What is needed: Reproduce all records verbatim.

Source records:
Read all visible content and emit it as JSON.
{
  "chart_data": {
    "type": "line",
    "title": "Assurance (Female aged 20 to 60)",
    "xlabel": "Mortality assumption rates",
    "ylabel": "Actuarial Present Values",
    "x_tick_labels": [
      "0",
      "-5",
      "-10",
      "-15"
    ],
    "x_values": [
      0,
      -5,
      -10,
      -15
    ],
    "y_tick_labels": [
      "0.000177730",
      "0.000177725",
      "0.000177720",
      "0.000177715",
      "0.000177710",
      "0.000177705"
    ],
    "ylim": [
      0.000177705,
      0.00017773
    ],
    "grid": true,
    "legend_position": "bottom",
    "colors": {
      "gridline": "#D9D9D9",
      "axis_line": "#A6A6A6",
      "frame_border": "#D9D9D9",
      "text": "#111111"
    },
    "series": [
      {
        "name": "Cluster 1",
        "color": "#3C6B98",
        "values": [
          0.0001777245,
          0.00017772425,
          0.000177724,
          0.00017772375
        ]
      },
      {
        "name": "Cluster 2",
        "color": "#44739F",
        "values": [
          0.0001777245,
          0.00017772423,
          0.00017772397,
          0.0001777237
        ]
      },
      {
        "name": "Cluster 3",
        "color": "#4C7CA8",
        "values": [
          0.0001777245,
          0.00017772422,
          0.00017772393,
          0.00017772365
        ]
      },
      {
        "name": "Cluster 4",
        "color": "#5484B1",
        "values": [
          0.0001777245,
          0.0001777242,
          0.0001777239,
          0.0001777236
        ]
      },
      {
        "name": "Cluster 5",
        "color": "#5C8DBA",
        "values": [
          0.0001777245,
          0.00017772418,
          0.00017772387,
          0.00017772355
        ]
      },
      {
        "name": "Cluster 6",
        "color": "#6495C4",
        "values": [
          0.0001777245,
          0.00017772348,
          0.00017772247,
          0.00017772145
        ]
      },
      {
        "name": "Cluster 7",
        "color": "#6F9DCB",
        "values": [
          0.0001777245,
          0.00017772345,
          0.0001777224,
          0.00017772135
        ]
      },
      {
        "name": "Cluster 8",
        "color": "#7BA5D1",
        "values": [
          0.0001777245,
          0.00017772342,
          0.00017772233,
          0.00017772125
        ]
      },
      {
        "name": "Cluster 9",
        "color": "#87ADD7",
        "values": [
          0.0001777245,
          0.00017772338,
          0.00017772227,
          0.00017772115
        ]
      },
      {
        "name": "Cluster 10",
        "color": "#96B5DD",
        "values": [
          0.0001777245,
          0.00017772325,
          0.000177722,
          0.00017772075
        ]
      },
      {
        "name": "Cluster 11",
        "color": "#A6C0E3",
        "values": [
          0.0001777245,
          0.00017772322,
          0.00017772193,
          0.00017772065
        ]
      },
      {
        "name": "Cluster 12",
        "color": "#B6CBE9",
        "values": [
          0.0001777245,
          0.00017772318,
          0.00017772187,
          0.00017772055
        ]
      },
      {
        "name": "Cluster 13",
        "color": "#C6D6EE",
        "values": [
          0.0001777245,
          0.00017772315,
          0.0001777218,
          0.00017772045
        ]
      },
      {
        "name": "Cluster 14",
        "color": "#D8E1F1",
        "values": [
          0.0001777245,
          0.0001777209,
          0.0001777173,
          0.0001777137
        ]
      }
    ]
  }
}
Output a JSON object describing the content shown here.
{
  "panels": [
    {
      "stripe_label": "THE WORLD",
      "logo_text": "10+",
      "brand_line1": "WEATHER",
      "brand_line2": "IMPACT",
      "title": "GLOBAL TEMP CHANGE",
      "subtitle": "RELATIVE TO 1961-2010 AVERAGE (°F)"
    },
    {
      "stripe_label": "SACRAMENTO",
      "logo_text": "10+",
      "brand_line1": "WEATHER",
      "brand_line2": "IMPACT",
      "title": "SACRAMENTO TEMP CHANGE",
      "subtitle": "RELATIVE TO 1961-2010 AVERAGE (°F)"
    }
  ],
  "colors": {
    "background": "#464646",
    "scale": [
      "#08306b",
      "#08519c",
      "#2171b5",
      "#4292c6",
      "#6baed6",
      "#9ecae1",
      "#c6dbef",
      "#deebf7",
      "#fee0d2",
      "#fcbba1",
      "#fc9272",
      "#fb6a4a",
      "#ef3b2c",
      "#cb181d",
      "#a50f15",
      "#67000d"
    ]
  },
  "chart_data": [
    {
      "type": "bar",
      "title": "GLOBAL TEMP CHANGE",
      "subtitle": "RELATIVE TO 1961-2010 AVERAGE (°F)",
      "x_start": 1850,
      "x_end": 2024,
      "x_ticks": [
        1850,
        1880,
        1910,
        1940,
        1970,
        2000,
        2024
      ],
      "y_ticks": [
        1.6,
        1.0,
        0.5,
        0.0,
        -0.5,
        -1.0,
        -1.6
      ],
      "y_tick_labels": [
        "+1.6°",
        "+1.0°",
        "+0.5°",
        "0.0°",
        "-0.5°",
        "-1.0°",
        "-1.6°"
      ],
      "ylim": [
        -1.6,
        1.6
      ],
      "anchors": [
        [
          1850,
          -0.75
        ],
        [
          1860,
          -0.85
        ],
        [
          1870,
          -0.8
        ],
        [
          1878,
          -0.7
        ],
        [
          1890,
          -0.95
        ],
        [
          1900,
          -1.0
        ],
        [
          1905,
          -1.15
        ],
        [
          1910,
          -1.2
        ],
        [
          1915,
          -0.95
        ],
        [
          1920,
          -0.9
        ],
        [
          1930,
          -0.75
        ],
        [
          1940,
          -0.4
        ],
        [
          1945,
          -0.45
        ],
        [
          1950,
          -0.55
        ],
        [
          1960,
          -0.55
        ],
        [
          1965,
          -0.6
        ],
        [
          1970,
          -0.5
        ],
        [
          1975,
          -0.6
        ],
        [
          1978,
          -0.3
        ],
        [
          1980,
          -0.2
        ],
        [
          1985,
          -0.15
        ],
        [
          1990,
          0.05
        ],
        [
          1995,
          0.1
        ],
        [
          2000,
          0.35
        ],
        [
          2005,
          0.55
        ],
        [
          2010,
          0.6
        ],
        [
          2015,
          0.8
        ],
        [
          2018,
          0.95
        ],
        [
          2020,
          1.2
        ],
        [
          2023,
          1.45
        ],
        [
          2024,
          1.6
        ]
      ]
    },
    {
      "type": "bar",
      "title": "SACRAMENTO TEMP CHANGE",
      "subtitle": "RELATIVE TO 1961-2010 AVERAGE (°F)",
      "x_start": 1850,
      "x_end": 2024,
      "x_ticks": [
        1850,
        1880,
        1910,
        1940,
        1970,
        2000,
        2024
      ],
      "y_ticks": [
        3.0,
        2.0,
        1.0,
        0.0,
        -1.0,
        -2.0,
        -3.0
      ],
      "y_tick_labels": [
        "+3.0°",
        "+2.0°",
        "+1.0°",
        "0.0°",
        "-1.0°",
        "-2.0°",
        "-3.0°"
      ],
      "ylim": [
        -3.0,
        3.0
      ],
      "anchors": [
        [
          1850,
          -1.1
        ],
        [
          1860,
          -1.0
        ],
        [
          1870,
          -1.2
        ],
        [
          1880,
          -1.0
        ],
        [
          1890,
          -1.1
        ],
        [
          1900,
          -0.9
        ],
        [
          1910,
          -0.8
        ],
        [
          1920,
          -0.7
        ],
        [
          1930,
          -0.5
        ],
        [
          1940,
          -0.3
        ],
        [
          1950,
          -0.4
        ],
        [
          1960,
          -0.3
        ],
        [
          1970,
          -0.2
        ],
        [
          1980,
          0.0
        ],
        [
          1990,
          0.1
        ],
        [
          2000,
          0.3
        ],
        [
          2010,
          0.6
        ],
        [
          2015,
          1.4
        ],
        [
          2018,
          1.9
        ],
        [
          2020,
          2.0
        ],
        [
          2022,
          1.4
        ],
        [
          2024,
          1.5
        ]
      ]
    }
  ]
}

Output:
Read all visible content and emit it as JSON.
{
  "chart_data": {
    "type": "line",
    "title": "Assurance (Female aged 20 to 60)",
    "xlabel": "Mortality assumption rates",
    "ylabel": "Actuarial Present Values",
    "x_tick_labels": [
      "0",
      "-5",
      "-10",
      "-15"
    ],
    "x_values": [
      0,
      -5,
      -10,
      -15
    ],
    "y_tick_labels": [
      "0.000177730",
      "0.000177725",
      "0.000177720",
      "0.000177715",
      "0.000177710",
      "0.000177705"
    ],
    "ylim": [
      0.000177705,
      0.00017773
    ],
    "grid": true,
    "legend_position": "bottom",
    "colors": {
      "gridline": "#D9D9D9",
      "axis_line": "#A6A6A6",
      "frame_border": "#D9D9D9",
      "text": "#111111"
    },
    "series": [
      {
        "name": "Cluster 1",
        "color": "#3C6B98",
        "values": [
          0.0001777245,
          0.00017772425,
          0.000177724,
          0.00017772375
        ]
      },
      {
        "name": "Cluster 2",
        "color": "#44739F",
        "values": [
          0.0001777245,
          0.00017772423,
          0.00017772397,
          0.0001777237
        ]
      },
      {
        "name": "Cluster 3",
        "color": "#4C7CA8",
        "values": [
          0.0001777245,
          0.00017772422,
          0.00017772393,
          0.00017772365
        ]
      },
      {
        "name": "Cluster 4",
        "color": "#5484B1",
        "values": [
          0.0001777245,
          0.0001777242,
          0.0001777239,
          0.0001777236
        ]
      },
      {
        "name": "Cluster 5",
        "color": "#5C8DBA",
        "values": [
          0.0001777245,
          0.00017772418,
          0.00017772387,
          0.00017772355
        ]
      },
      {
        "name": "Cluster 6",
        "color": "#6495C4",
        "values": [
          0.0001777245,
          0.00017772348,
          0.00017772247,
          0.00017772145
        ]
      },
      {
        "name": "Cluster 7",
        "color": "#6F9DCB",
        "values": [
          0.0001777245,
          0.00017772345,
          0.0001777224,
          0.00017772135
        ]
      },
      {
        "name": "Cluster 8",
        "color": "#7BA5D1",
        "values": [
          0.0001777245,
          0.00017772342,
          0.00017772233,
          0.00017772125
        ]
      },
      {
        "name": "Cluster 9",
        "color": "#87ADD7",
        "values": [
          0.0001777245,
          0.00017772338,
          0.00017772227,
          0.00017772115
        ]
      },
      {
        "name": "Cluster 10",
        "color": "#96B5DD",
        "values": [
          0.0001777245,
          0.00017772325,
          0.000177722,
          0.00017772075
        ]
      },
      {
        "name": "Cluster 11",
        "color": "#A6C0E3",
        "values": [
          0.0001777245,
          0.00017772322,
          0.00017772193,
          0.00017772065
        ]
      },
      {
        "name": "Cluster 12",
        "color": "#B6CBE9",
        "values": [
          0.0001777245,
          0.00017772318,
          0.00017772187,
          0.00017772055
        ]
      },
      {
        "name": "Cluster 13",
        "color": "#C6D6EE",
        "values": [
          0.0001777245,
          0.00017772315,
          0.0001777218,
          0.00017772045
        ]
      },
      {
        "name": "Cluster 14",
        "color": "#D8E1F1",
        "values": [
          0.0001777245,
          0.0001777209,
          0.0001777173,
          0.0001777137
        ]
      }
    ]
  }
}
Output a JSON object describing the content shown here.
{
  "panels": [
    {
      "stripe_label": "THE WORLD",
      "logo_text": "10+",
      "brand_line1": "WEATHER",
      "brand_line2": "IMPACT",
      "title": "GLOBAL TEMP CHANGE",
      "subtitle": "RELATIVE TO 1961-2010 AVERAGE (°F)"
    },
    {
      "stripe_label": "SACRAMENTO",
      "logo_text": "10+",
      "brand_line1": "WEATHER",
      "brand_line2": "IMPACT",
      "title": "SACRAMENTO TEMP CHANGE",
      "subtitle": "RELATIVE TO 1961-2010 AVERAGE (°F)"
    }
  ],
  "colors": {
    "background": "#464646",
    "scale": [
      "#08306b",
      "#08519c",
      "#2171b5",
      "#4292c6",
      "#6baed6",
      "#9ecae1",
      "#c6dbef",
      "#deebf7",
      "#fee0d2",
      "#fcbba1",
      "#fc9272",
      "#fb6a4a",
      "#ef3b2c",
      "#cb181d",
      "#a50f15",
      "#67000d"
    ]
  },
  "chart_data": [
    {
      "type": "bar",
      "title": "GLOBAL TEMP CHANGE",
      "subtitle": "RELATIVE TO 1961-2010 AVERAGE (°F)",
      "x_start": 1850,
      "x_end": 2024,
      "x_ticks": [
        1850,
        1880,
        1910,
        1940,
        1970,
        2000,
        2024
      ],
      "y_ticks": [
        1.6,
        1.0,
        0.5,
        0.0,
        -0.5,
        -1.0,
        -1.6
      ],
      "y_tick_labels": [
        "+1.6°",
        "+1.0°",
        "+0.5°",
        "0.0°",
        "-0.5°",
        "-1.0°",
        "-1.6°"
      ],
      "ylim": [
        -1.6,
        1.6
      ],
      "anchors": [
        [
          1850,
          -0.75
        ],
        [
          1860,
          -0.85
        ],
        [
          1870,
          -0.8
        ],
        [
          1878,
          -0.7
        ],
        [
          1890,
          -0.95
        ],
        [
          1900,
          -1.0
        ],
        [
          1905,
          -1.15
        ],
        [
          1910,
          -1.2
        ],
        [
          1915,
          -0.95
        ],
        [
          1920,
          -0.9
        ],
        [
          1930,
          -0.75
        ],
        [
          1940,
          -0.4
        ],
        [
          1945,
          -0.45
        ],
        [
          1950,
          -0.55
        ],
        [
          1960,
          -0.55
        ],
        [
          1965,
          -0.6
        ],
        [
          1970,
          -0.5
        ],
        [
          1975,
          -0.6
        ],
        [
          1978,
          -0.3
        ],
        [
          1980,
          -0.2
        ],
        [
          1985,
          -0.15
        ],
        [
          1990,
          0.05
        ],
        [
          1995,
          0.1
        ],
        [
          2000,
          0.35
        ],
        [
          2005,
          0.55
        ],
        [
          2010,
          0.6
        ],
        [
          2015,
          0.8
        ],
        [
          2018,
          0.95
        ],
        [
          2020,
          1.2
        ],
        [
          2023,
          1.45
        ],
        [
          2024,
          1.6
        ]
      ]
    },
    {
      "type": "bar",
      "title": "SACRAMENTO TEMP CHANGE",
      "subtitle": "RELATIVE TO 1961-2010 AVERAGE (°F)",
      "x_start": 1850,
      "x_end": 2024,
      "x_ticks": [
        1850,
        1880,
        1910,
        1940,
        1970,
        2000,
        2024
      ],
      "y_ticks": [
        3.0,
        2.0,
        1.0,
        0.0,
        -1.0,
        -2.0,
        -3.0
      ],
      "y_tick_labels": [
        "+3.0°",
        "+2.0°",
        "+1.0°",
        "0.0°",
        "-1.0°",
        "-2.0°",
        "-3.0°"
      ],
      "ylim": [
        -3.0,
        3.0
      ],
      "anchors": [
        [
          1850,
          -1.1
        ],
        [
          1860,
          -1.0
        ],
        [
          1870,
          -1.2
        ],
        [
          1880,
          -1.0
        ],
        [
          1890,
          -1.1
        ],
        [
          1900,
          -0.9
        ],
        [
          1910,
          -0.8
        ],
        [
          1920,
          -0.7
        ],
        [
          1930,
          -0.5
        ],
        [
          1940,
          -0.3
        ],
        [
          1950,
          -0.4
        ],
        [
          1960,
          -0.3
        ],
        [
          1970,
          -0.2
        ],
        [
          1980,
          0.0
        ],
        [
          1990,
          0.1
        ],
        [
          2000,
          0.3
        ],
        [
          2010,
          0.6
        ],
        [
          2015,
          1.4
        ],
        [
          2018,
          1.9
        ],
        [
          2020,
          2.0
        ],
        [
          2022,
          1.4
        ],
        [
          2024,
          1.5
        ]
      ]
    }
  ]
}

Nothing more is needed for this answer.